■ What is asked
In the material, copy the lines from the one containing "Identify all the" up to and including the one containing "x-tick-label: 2002 <box>1081", substituting "plot-title" for "chart-title" and keeping everything else the same.

■ The input
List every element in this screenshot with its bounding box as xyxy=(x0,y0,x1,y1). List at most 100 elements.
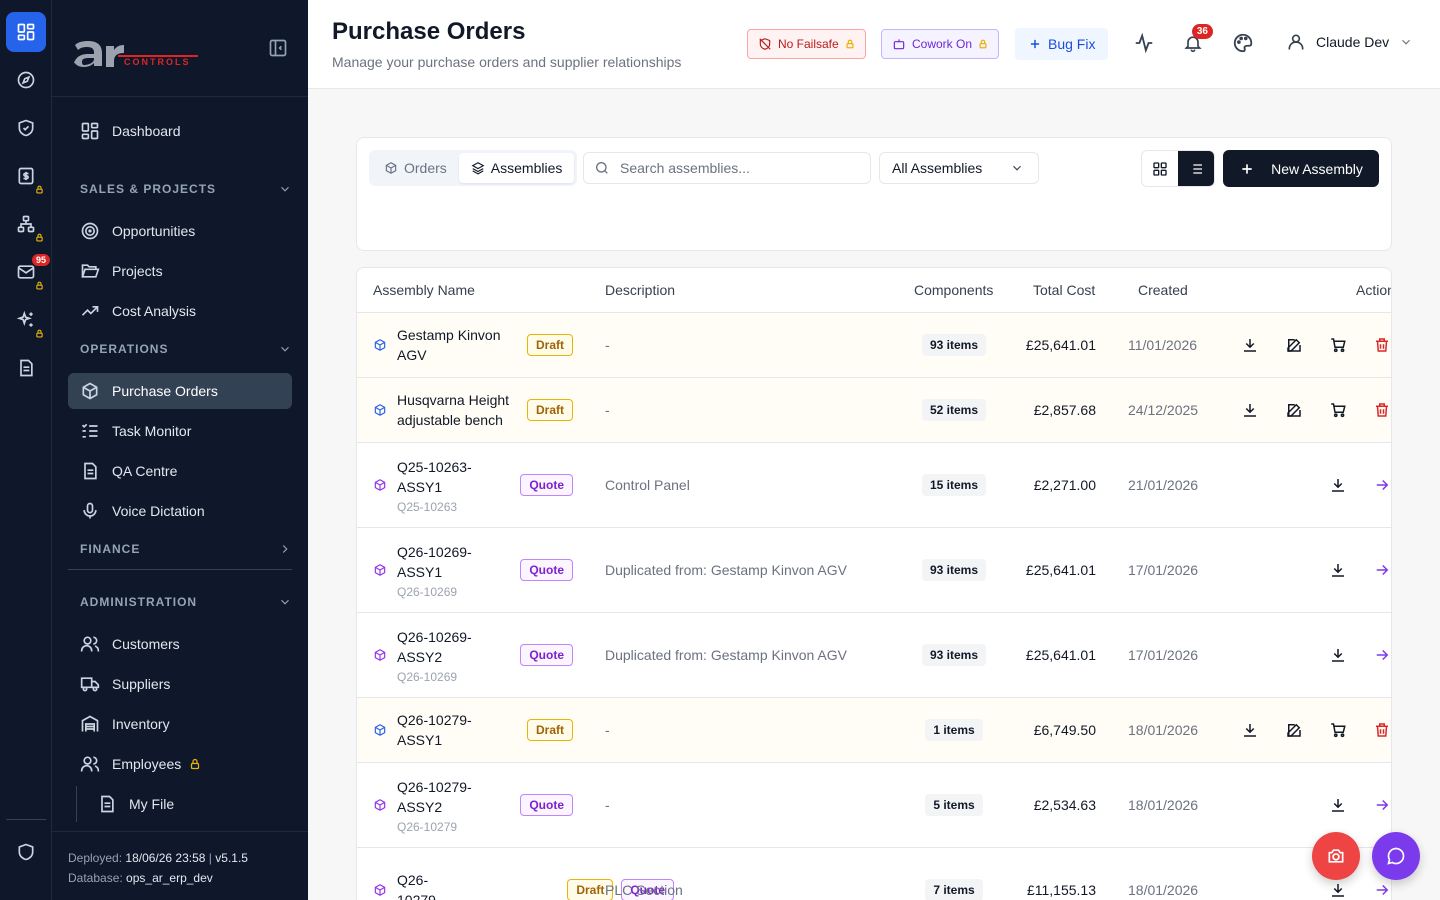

* * *

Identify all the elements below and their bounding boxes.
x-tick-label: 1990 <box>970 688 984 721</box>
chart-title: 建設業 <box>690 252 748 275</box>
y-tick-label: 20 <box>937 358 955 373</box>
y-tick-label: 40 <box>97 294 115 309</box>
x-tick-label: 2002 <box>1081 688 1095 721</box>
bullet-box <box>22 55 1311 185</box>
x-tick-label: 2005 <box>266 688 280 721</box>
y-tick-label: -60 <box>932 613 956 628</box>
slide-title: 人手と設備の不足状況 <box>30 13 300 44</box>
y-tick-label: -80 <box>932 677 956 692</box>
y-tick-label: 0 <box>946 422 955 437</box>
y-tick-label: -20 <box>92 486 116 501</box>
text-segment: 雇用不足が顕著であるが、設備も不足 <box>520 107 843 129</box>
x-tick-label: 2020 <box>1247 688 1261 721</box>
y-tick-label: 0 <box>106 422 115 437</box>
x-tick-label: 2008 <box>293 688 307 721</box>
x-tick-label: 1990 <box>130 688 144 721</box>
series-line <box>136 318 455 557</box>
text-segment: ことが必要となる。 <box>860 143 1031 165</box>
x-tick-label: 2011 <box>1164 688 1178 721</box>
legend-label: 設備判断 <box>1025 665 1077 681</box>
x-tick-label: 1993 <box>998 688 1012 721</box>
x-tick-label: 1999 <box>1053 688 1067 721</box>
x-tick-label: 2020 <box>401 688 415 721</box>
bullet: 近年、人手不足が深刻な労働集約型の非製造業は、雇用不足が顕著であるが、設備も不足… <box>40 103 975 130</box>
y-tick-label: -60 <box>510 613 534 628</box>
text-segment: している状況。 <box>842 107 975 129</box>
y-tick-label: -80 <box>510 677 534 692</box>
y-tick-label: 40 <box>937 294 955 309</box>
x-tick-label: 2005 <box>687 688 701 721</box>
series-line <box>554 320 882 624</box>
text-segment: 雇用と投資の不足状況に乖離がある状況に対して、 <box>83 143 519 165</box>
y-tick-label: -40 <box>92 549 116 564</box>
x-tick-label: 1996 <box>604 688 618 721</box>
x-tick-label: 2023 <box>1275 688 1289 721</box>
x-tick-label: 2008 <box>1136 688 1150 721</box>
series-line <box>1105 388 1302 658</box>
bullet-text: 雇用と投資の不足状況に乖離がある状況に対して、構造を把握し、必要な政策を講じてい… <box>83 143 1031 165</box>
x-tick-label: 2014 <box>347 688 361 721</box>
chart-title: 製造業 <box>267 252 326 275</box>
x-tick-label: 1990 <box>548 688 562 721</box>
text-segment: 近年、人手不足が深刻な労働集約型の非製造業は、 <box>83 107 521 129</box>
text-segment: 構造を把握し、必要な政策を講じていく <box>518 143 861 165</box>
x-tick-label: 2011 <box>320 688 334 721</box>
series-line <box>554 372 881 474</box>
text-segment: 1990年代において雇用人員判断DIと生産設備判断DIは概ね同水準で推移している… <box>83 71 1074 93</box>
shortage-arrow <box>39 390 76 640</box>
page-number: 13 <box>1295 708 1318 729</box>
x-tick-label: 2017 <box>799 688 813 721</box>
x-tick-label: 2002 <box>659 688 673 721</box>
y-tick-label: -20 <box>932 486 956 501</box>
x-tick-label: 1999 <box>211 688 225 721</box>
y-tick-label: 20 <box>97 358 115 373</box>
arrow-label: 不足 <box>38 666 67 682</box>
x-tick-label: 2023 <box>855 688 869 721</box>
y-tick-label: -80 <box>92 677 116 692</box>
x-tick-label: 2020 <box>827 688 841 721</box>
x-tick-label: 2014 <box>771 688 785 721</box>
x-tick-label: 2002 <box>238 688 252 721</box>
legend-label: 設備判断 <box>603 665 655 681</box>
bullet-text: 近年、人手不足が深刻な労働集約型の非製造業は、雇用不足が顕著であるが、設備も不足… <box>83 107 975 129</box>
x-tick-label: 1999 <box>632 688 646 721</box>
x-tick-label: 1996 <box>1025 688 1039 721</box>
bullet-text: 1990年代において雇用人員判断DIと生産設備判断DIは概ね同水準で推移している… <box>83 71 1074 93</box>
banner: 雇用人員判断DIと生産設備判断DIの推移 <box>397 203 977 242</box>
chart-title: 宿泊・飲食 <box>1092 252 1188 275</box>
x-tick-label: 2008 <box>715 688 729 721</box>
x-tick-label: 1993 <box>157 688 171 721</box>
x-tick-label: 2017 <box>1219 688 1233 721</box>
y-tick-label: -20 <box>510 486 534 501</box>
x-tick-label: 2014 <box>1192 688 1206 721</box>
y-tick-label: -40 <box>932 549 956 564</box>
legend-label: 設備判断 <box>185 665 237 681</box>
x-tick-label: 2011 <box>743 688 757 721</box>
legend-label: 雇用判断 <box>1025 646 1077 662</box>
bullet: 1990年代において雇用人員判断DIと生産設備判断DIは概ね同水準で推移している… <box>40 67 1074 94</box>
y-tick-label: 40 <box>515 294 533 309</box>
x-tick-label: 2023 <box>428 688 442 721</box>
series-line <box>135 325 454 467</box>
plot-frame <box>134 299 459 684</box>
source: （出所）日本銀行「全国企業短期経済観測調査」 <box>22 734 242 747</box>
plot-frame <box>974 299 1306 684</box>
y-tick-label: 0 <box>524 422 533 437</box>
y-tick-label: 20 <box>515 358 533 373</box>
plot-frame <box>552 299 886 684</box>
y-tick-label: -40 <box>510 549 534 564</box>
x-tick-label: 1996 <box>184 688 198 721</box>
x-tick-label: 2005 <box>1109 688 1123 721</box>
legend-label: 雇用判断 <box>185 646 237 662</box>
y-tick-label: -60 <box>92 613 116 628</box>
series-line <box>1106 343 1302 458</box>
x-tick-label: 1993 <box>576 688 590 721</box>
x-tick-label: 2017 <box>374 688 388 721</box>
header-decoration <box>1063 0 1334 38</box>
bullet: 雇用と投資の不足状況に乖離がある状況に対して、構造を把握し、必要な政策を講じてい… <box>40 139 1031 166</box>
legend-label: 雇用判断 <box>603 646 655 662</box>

■ Result for this exercise
Identify all the elements below and their bounding boxes.
x-tick-label: 1990 <box>970 688 984 721</box>
plot-title: 建設業 <box>690 252 748 275</box>
y-tick-label: 20 <box>937 358 955 373</box>
y-tick-label: 40 <box>97 294 115 309</box>
x-tick-label: 2002 <box>1081 688 1095 721</box>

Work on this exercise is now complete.